# [OBJECTIVE]
Copy out the complete listing, word for word.

--------------------------------

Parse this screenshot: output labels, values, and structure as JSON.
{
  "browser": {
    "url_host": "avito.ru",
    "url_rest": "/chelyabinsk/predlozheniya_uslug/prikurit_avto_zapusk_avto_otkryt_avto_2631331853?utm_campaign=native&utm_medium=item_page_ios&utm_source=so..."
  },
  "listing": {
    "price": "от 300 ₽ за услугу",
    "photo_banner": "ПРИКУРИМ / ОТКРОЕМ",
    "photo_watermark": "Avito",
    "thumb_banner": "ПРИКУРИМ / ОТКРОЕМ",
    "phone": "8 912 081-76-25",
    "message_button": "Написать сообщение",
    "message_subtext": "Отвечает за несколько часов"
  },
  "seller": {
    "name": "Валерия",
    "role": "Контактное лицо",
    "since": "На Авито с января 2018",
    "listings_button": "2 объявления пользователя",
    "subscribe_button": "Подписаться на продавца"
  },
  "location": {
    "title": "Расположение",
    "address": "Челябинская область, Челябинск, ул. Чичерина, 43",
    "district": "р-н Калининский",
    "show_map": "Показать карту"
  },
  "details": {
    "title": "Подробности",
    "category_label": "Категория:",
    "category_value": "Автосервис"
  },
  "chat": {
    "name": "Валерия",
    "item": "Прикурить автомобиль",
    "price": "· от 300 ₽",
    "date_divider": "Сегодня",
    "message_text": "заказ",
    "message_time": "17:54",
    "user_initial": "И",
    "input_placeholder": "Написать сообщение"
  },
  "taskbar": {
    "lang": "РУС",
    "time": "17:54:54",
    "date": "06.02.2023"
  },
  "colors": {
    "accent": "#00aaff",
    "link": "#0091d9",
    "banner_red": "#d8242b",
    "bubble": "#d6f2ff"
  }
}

--------------------------------

# [ANSWER TO THE PROBLEM]
Parse this screenshot: output labels, values, and structure as JSON.
{
  "browser": {
    "url_host": "avito.ru",
    "url_rest": "/chelyabinsk/predlozheniya_uslug/prikurit_avto_zapusk_avto_otkryt_avto_2631331853?utm_campaign=native&utm_medium=item_page_ios&utm_source=so..."
  },
  "listing": {
    "price": "от 300 ₽ за услугу",
    "photo_banner": "ПРИКУРИМ / ОТКРОЕМ",
    "photo_watermark": "Avito",
    "thumb_banner": "ПРИКУРИМ / ОТКРОЕМ",
    "phone": "8 912 081-76-25",
    "message_button": "Написать сообщение",
    "message_subtext": "Отвечает за несколько часов"
  },
  "seller": {
    "name": "Валерия",
    "role": "Контактное лицо",
    "since": "На Авито с января 2018",
    "listings_button": "2 объявления пользователя",
    "subscribe_button": "Подписаться на продавца"
  },
  "location": {
    "title": "Расположение",
    "address": "Челябинская область, Челябинск, ул. Чичерина, 43",
    "district": "р-н Калининский",
    "show_map": "Показать карту"
  },
  "details": {
    "title": "Подробности",
    "category_label": "Категория:",
    "category_value": "Автосервис"
  },
  "chat": {
    "name": "Валерия",
    "item": "Прикурить автомобиль",
    "price": "· от 300 ₽",
    "date_divider": "Сегодня",
    "message_text": "заказ",
    "message_time": "17:54",
    "user_initial": "И",
    "input_placeholder": "Написать сообщение"
  },
  "taskbar": {
    "lang": "РУС",
    "time": "17:54:54",
    "date": "06.02.2023"
  },
  "colors": {
    "accent": "#00aaff",
    "link": "#0091d9",
    "banner_red": "#d8242b",
    "bubble": "#d6f2ff"
  }
}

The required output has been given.